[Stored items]
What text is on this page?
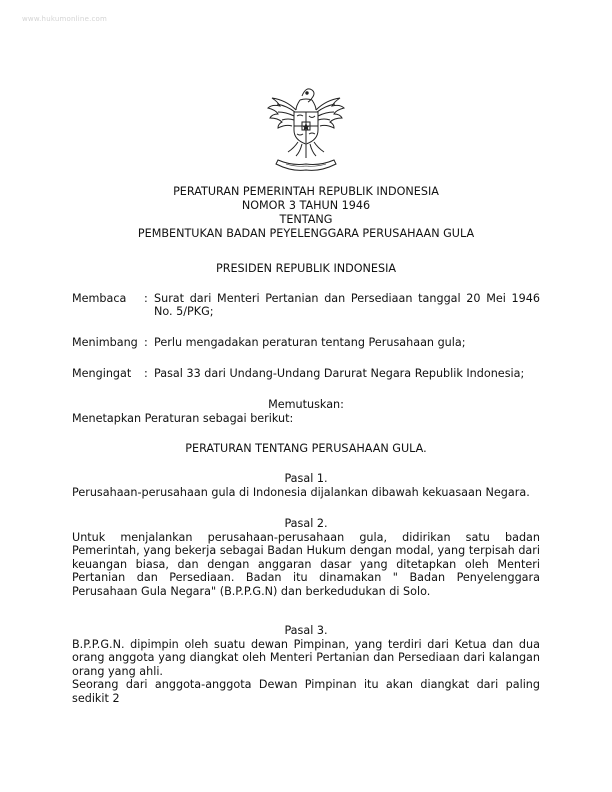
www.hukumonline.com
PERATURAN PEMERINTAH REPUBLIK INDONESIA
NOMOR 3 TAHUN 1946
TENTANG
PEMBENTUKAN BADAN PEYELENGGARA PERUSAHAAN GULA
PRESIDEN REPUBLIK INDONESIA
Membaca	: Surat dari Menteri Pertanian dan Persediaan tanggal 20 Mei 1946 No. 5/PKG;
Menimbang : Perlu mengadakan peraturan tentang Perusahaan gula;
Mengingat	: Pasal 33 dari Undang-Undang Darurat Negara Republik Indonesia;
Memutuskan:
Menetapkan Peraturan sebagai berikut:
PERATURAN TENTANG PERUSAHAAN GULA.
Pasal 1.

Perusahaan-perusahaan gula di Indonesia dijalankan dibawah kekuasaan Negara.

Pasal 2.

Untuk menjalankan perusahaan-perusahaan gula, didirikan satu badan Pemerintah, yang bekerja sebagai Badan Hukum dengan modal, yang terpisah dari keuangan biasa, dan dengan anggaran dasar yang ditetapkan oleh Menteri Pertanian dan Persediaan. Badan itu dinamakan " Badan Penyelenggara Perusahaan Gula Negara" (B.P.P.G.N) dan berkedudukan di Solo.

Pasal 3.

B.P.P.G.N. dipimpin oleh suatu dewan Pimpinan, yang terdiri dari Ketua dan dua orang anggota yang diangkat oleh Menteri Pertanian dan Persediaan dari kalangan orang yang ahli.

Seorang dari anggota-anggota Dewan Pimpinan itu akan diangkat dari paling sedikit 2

==

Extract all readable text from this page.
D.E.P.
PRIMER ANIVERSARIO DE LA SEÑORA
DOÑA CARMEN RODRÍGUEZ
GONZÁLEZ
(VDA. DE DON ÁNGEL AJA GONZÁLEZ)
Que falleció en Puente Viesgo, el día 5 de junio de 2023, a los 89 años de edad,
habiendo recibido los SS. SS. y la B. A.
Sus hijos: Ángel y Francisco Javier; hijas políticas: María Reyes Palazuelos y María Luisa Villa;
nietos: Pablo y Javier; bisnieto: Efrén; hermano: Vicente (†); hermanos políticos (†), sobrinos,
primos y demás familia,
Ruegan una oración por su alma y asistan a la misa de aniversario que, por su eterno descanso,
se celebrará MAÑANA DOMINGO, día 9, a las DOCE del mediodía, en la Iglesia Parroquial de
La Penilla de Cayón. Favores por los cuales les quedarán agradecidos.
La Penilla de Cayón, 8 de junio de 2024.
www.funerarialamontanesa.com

WORK TO BE COMPLETED ▸ Track down all lines above with the string "Negara" and copy them.

TASK OUTPUT ▸
Mengingat	: Pasal 33 dari Undang-Undang Darurat Negara Republik Indonesia;
Perusahaan-perusahaan gula di Indonesia dijalankan dibawah kekuasaan Negara.
Untuk menjalankan perusahaan-perusahaan gula, didirikan satu badan Pemerintah, yang bekerja sebagai Badan Hukum dengan modal, yang terpisah dari keuangan biasa, dan dengan anggaran dasar yang ditetapkan oleh Menteri Pertanian dan Persediaan. Badan itu dinamakan " Badan Penyelenggara Perusahaan Gula Negara" (B.P.P.G.N) dan berkedudukan di Solo.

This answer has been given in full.